What needs to be done - Take the data that follows and retype it word for word.
**** Information given ****
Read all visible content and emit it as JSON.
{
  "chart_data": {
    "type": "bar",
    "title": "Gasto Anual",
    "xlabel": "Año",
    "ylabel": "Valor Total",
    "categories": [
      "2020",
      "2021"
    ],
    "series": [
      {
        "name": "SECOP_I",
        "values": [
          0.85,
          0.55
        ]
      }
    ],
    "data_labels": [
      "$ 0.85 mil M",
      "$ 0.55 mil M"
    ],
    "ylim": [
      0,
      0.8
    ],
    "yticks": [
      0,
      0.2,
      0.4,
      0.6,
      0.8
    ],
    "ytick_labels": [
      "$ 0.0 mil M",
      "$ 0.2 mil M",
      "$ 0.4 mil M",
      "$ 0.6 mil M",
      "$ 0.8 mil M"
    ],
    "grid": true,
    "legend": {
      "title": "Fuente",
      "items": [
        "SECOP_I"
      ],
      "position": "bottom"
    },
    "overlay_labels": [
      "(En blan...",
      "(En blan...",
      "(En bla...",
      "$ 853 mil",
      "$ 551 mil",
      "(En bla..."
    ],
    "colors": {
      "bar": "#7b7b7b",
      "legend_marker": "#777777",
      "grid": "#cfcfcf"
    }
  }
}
****
Exercise output -
Read all visible content and emit it as JSON.
{
  "chart_data": {
    "type": "bar",
    "title": "Gasto Anual",
    "xlabel": "Año",
    "ylabel": "Valor Total",
    "categories": [
      "2020",
      "2021"
    ],
    "series": [
      {
        "name": "SECOP_I",
        "values": [
          0.85,
          0.55
        ]
      }
    ],
    "data_labels": [
      "$ 0.85 mil M",
      "$ 0.55 mil M"
    ],
    "ylim": [
      0,
      0.8
    ],
    "yticks": [
      0,
      0.2,
      0.4,
      0.6,
      0.8
    ],
    "ytick_labels": [
      "$ 0.0 mil M",
      "$ 0.2 mil M",
      "$ 0.4 mil M",
      "$ 0.6 mil M",
      "$ 0.8 mil M"
    ],
    "grid": true,
    "legend": {
      "title": "Fuente",
      "items": [
        "SECOP_I"
      ],
      "position": "bottom"
    },
    "overlay_labels": [
      "(En blan...",
      "(En blan...",
      "(En bla...",
      "$ 853 mil",
      "$ 551 mil",
      "(En bla..."
    ],
    "colors": {
      "bar": "#7b7b7b",
      "legend_marker": "#777777",
      "grid": "#cfcfcf"
    }
  }
}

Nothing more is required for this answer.